- **PROBLEM**
Pick out each line below containing "Gaardens".

- **SUPPLIED INFORMATION**

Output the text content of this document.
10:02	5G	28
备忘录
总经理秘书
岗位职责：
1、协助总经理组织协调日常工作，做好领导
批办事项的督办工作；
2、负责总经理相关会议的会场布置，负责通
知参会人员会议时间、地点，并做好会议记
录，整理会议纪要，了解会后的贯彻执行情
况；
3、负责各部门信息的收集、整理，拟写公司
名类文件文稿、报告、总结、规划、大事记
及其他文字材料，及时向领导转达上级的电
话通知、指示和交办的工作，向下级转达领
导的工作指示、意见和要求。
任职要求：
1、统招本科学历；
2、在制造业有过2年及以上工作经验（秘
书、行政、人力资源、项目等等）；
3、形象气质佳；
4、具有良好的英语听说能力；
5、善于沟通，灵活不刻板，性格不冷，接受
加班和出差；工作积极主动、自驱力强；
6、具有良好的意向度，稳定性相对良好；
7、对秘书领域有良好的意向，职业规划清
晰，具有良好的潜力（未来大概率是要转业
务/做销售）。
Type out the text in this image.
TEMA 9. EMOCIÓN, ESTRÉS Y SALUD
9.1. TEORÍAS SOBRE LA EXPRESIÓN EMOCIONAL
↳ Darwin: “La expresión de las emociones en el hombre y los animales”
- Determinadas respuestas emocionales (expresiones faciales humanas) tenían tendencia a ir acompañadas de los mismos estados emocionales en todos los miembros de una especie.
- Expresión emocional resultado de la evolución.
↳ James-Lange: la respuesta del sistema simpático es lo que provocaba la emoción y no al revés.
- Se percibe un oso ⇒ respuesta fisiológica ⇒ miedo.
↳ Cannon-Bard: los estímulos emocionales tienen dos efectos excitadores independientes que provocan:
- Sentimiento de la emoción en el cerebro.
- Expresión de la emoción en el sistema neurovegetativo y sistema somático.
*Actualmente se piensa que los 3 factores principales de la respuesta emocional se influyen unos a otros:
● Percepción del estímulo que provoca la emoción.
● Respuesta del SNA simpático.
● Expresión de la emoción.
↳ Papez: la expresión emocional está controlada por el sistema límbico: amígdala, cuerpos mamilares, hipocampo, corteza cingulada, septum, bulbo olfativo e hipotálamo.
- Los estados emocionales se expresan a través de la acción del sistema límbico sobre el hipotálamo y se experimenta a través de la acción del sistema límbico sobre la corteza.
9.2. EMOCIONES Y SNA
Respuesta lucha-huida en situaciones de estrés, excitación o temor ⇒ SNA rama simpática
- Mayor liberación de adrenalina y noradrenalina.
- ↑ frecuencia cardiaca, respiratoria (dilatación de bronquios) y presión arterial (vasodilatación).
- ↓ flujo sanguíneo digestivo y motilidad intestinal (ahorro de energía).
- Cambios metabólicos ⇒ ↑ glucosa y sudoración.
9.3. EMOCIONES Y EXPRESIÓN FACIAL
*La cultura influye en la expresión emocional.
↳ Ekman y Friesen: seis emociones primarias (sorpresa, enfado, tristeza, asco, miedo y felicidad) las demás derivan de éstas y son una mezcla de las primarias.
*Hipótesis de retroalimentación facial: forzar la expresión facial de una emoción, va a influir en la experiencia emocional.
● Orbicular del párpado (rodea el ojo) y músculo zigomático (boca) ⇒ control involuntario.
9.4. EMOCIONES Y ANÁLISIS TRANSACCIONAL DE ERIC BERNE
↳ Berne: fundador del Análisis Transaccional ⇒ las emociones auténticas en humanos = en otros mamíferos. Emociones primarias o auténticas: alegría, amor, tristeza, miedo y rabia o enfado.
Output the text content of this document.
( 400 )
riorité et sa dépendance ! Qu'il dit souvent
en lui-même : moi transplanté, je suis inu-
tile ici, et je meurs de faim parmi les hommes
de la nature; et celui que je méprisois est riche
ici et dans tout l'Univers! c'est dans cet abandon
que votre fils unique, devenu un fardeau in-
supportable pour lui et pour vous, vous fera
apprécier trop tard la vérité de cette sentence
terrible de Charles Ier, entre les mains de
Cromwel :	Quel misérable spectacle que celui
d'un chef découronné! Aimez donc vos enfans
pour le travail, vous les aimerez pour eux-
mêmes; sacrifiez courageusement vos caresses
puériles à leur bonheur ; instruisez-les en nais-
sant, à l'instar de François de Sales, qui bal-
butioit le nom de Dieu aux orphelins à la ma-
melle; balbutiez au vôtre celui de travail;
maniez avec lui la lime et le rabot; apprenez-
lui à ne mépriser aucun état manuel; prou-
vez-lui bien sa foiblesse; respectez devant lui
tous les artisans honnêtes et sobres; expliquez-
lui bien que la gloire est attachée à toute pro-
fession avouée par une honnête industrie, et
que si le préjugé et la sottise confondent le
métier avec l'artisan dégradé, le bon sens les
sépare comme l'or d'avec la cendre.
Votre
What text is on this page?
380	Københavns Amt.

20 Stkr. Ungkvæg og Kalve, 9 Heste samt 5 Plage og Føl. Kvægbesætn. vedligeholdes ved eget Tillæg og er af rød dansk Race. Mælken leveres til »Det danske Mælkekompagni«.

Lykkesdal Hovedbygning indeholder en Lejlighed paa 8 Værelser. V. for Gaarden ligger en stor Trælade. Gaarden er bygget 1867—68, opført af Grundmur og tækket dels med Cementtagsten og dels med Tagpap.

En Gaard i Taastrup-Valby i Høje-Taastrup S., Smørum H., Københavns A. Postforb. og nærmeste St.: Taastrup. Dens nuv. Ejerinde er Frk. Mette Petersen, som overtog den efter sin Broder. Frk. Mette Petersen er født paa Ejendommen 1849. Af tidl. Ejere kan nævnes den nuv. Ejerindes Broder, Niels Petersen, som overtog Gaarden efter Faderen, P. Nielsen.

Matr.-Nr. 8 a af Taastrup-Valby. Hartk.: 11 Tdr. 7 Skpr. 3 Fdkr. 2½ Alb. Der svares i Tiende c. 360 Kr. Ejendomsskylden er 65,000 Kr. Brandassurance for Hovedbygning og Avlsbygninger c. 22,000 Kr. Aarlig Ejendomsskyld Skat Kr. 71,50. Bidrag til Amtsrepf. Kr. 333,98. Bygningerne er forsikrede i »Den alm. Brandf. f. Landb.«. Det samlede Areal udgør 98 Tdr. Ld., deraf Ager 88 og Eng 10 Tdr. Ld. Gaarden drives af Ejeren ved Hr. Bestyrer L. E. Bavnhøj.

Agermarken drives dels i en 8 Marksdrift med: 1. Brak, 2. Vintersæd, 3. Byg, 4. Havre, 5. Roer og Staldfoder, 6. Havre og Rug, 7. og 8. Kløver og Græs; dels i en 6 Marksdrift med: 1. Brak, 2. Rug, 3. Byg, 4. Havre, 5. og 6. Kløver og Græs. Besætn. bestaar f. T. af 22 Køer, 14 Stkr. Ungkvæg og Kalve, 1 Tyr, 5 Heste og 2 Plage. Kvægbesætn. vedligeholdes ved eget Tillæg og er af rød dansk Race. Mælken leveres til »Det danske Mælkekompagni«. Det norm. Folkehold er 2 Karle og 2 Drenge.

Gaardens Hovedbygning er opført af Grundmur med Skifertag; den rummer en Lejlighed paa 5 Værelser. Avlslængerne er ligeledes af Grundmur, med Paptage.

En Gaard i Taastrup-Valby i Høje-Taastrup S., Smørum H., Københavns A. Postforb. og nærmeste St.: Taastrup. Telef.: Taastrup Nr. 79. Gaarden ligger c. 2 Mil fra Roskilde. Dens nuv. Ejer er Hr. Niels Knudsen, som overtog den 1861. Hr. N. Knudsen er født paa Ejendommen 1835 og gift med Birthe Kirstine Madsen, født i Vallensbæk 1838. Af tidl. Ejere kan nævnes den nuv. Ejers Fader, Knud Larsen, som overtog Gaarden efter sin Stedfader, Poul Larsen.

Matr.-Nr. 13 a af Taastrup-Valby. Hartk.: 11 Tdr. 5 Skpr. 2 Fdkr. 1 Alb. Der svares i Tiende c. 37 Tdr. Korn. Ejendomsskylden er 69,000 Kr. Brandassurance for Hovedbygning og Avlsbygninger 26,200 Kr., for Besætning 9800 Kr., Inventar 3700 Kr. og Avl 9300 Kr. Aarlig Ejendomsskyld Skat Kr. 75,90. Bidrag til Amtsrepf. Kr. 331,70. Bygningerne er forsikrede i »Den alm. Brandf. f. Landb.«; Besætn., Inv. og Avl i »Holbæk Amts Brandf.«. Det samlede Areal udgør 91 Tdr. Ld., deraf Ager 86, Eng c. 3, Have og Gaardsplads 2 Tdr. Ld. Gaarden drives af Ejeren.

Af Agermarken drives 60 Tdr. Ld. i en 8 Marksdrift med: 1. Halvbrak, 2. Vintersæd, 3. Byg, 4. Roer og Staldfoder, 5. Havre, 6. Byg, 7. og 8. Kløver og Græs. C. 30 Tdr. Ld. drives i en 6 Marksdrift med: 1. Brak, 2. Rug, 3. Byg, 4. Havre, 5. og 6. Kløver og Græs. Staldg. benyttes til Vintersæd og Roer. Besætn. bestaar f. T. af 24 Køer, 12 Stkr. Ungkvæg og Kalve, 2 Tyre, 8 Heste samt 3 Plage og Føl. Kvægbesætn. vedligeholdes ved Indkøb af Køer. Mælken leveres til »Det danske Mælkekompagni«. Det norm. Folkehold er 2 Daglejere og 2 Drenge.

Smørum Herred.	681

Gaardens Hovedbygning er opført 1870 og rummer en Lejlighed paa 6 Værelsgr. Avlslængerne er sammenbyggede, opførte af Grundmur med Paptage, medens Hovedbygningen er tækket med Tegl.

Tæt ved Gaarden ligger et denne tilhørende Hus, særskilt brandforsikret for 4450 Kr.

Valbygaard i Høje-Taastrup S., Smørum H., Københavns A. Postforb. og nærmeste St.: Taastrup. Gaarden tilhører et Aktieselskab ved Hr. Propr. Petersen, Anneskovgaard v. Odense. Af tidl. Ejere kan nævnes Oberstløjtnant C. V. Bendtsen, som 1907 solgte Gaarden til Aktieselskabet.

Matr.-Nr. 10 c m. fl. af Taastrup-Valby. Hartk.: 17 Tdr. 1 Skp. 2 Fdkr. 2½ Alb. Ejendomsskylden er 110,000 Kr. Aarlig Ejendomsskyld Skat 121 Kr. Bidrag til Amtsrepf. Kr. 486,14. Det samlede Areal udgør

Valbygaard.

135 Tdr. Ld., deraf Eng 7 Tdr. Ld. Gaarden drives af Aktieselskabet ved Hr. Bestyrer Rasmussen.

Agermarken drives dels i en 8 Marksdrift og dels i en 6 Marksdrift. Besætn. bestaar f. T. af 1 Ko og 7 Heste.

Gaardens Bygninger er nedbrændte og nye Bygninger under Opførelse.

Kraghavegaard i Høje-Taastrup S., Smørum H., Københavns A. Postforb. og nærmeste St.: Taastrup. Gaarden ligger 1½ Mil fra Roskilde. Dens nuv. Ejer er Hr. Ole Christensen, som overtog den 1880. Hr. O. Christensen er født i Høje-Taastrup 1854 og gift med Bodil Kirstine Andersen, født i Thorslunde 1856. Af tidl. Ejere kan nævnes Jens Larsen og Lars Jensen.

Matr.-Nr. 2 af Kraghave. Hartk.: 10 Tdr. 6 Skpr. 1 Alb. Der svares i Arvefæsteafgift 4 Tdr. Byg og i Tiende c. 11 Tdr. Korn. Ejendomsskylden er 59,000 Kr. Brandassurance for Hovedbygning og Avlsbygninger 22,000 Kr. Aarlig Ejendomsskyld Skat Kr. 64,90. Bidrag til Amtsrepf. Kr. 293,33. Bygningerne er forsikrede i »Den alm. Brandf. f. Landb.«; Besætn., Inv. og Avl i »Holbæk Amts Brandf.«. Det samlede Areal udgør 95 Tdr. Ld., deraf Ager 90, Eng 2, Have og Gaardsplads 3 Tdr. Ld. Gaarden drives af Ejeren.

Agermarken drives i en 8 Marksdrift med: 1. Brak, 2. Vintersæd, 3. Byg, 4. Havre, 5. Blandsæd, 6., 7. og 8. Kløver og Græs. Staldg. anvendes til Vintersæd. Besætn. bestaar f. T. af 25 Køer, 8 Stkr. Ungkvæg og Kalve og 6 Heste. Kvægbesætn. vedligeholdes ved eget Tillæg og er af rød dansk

- **RESULT OF THIS EXERCISE**
Gaardens Hovedbygning er opført af Grundmur med Skifertag; den rummer en Lejlighed paa 5 Værelser. Avlslængerne er ligeledes af Grundmur, med Paptage.
Gaardens Hovedbygning er opført 1870 og rummer en Lejlighed paa 6 Værelsgr. Avlslængerne er sammenbyggede, opførte af Grundmur med Paptage, medens Hovedbygningen er tækket med Tegl.
Gaardens Bygninger er nedbrændte og nye Bygninger under Opførelse.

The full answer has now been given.